Work required: Keep only the lines that hold the string "easyENTIM", filtering out the rest of the entries below.

Entries with figure data:

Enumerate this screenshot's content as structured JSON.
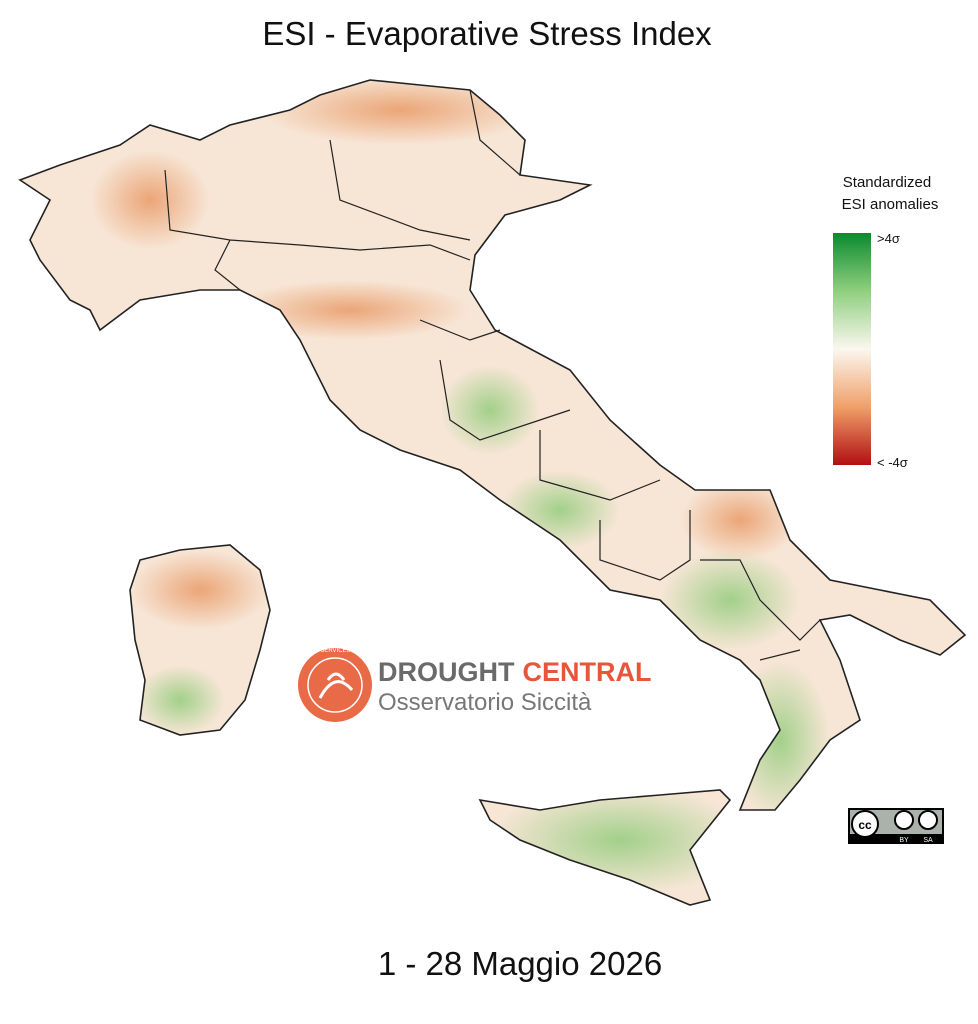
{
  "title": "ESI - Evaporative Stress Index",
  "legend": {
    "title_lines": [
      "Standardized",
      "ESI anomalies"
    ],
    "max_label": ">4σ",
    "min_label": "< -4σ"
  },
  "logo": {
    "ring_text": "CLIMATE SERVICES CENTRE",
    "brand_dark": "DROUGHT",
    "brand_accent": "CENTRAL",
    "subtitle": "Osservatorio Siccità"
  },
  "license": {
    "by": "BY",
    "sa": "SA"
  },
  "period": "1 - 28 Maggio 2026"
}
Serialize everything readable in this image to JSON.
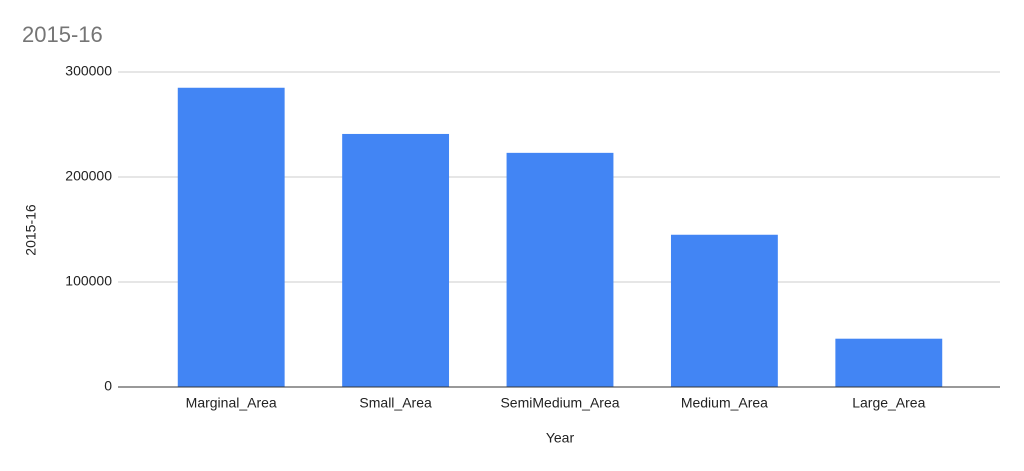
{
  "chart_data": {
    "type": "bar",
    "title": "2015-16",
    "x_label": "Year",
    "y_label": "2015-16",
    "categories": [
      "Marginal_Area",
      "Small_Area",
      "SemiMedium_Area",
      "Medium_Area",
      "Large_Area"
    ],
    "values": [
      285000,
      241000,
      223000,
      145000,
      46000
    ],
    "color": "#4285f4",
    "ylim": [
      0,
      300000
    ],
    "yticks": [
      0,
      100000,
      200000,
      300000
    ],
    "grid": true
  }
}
==
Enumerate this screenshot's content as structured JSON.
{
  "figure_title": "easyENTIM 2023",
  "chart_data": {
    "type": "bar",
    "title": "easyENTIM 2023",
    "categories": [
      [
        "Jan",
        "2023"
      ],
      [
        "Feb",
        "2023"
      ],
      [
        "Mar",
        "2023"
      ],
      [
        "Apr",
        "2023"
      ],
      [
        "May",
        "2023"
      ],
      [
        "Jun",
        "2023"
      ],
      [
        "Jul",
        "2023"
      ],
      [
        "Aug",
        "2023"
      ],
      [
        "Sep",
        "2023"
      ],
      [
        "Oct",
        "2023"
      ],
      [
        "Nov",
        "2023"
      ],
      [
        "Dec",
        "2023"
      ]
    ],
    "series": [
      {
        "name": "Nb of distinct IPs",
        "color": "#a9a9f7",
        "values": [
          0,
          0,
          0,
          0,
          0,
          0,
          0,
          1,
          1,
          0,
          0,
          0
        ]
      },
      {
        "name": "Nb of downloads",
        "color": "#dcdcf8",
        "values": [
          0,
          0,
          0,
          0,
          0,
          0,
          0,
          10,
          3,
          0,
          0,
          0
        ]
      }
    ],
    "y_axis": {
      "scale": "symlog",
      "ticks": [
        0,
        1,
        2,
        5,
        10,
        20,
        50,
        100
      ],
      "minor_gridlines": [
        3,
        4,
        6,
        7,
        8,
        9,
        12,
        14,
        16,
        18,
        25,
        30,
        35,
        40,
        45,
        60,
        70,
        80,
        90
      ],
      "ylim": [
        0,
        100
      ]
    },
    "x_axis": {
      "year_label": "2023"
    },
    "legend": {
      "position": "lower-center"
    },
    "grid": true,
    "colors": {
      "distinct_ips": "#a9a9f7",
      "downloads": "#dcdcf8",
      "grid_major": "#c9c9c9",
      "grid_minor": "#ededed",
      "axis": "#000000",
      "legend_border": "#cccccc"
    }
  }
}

The result:
  "figure_title": "easyENTIM 2023",
    "title": "easyENTIM 2023",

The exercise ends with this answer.